Task list:
**1.** Answer these questions using the forum comment about GitHub profiles, giving each answer on its own line marked (a), (b), (c):
(a) Besides bitbucket, what does the comment say many people outside the sf mission are doing for their git repos?
(b) Which company does the writer say they helped build?
(c) What monthly-priced virtual machine does the writer suggest firing up?
**2.** List every company or service named in the forum comment about GitHub profiles, counting each only once.
— BEGIN Text shown —
All that said, I do expect people increasingly to examine github for recent
community work, I would be concerned with someone who had never used it,
though outside the fad bubble of the sf mission, a lot of people are using
bitbucket and - GASP - hosting their own git repos.

GitHub is a great tool, a useful community 'hub', but also a SPOF and a
relatively young player in the source control space.

I can say from experience, however, it's just very frustrating to have a
recruiter say that some founders ten years your junior who probably have a
great idea and could be great to work for want to see a github profile.

kids, i helped build Rackspace, without which there would be no GitHub. Give
those old-timers a call. ;)

Anyway, this debate may not be fair to OP who was just showing how to use GH
to host actual resume. There are some advantages, but really, fire up a $5
DigitalOcean VM and show me that you know about code running some way other
than foreground in your laptop console.
— END Text shown —
— BEGIN Dataset extract —
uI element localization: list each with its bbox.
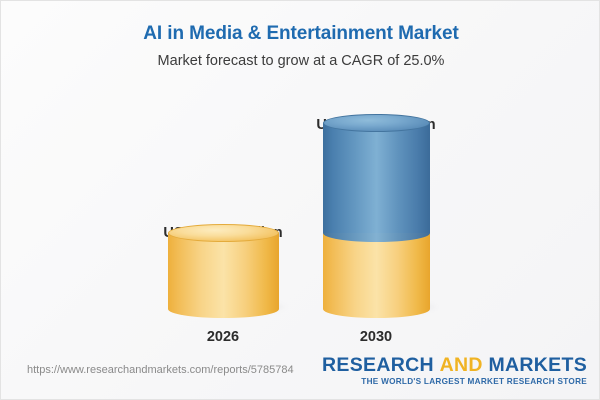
— END Dataset extract —
List of solutions:
**1.**
(a) Hosting their own git repos.
(b) Rackspace.
(c) A $5 DigitalOcean VM.

**2.**
GitHub
bitbucket
Rackspace
DigitalOcean